Do this: In the entries below, find the lines with the word "Qout" and copy them.

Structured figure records
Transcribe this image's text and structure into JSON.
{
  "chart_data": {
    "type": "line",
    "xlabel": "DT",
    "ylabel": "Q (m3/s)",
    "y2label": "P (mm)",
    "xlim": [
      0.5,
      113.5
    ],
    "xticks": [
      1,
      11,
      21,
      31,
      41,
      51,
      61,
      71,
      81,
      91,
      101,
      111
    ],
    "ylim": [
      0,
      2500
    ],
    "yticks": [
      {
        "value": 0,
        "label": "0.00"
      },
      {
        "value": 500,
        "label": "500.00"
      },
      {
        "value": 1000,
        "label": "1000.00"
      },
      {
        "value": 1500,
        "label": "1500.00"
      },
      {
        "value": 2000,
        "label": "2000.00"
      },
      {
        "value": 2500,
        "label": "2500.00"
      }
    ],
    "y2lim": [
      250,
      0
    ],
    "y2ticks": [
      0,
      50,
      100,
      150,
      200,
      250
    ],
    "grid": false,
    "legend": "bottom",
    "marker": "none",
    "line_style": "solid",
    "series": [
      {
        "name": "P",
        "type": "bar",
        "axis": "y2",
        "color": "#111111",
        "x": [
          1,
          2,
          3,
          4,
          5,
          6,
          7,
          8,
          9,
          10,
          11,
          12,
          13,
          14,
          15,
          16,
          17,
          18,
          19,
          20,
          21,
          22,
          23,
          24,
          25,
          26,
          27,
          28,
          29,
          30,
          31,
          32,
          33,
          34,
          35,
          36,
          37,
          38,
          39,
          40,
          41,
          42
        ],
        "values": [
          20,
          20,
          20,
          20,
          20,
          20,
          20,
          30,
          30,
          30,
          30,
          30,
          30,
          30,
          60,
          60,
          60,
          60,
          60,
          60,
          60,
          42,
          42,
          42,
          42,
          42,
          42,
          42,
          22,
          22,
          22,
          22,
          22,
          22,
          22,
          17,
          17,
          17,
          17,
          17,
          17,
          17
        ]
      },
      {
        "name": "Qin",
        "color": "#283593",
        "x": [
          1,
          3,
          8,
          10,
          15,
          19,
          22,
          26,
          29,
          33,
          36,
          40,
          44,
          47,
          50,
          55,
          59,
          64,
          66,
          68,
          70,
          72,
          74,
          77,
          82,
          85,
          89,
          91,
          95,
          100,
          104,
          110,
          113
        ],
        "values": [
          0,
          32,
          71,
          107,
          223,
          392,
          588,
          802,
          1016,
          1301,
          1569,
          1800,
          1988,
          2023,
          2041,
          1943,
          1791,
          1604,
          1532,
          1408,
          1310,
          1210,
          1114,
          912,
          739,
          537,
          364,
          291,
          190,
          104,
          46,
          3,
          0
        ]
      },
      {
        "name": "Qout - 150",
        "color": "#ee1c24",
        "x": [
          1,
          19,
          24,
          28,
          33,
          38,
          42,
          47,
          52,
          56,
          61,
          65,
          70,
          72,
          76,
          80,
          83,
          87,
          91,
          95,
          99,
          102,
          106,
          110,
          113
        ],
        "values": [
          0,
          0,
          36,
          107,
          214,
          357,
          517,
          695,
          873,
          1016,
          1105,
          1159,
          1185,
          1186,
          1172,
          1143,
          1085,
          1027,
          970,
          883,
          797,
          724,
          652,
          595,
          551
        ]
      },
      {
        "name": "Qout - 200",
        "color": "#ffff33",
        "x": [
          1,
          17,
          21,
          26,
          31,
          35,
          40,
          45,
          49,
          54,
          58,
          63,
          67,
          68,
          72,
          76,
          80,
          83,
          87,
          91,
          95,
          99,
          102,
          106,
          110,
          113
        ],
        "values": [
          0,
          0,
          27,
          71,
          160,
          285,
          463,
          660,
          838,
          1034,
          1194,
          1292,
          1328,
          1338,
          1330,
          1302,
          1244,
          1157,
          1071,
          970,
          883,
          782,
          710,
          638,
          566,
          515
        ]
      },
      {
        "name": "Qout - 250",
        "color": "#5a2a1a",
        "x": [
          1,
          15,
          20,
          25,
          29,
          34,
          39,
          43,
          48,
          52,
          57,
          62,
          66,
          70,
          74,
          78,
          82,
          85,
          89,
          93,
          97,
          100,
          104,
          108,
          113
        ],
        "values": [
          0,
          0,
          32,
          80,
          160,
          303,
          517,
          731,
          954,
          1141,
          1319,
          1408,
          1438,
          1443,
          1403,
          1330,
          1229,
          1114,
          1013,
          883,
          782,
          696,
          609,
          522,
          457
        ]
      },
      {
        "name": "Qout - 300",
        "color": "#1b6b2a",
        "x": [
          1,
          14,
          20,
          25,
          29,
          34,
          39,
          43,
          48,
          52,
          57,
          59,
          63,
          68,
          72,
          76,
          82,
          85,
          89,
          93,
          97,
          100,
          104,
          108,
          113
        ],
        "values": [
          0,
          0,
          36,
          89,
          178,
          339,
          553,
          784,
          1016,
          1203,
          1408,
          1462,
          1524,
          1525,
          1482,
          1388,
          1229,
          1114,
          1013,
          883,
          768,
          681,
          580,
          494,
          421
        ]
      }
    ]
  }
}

Written response:
        "name": "Qout - 150",
        "name": "Qout - 200",
        "name": "Qout - 250",
        "name": "Qout - 300",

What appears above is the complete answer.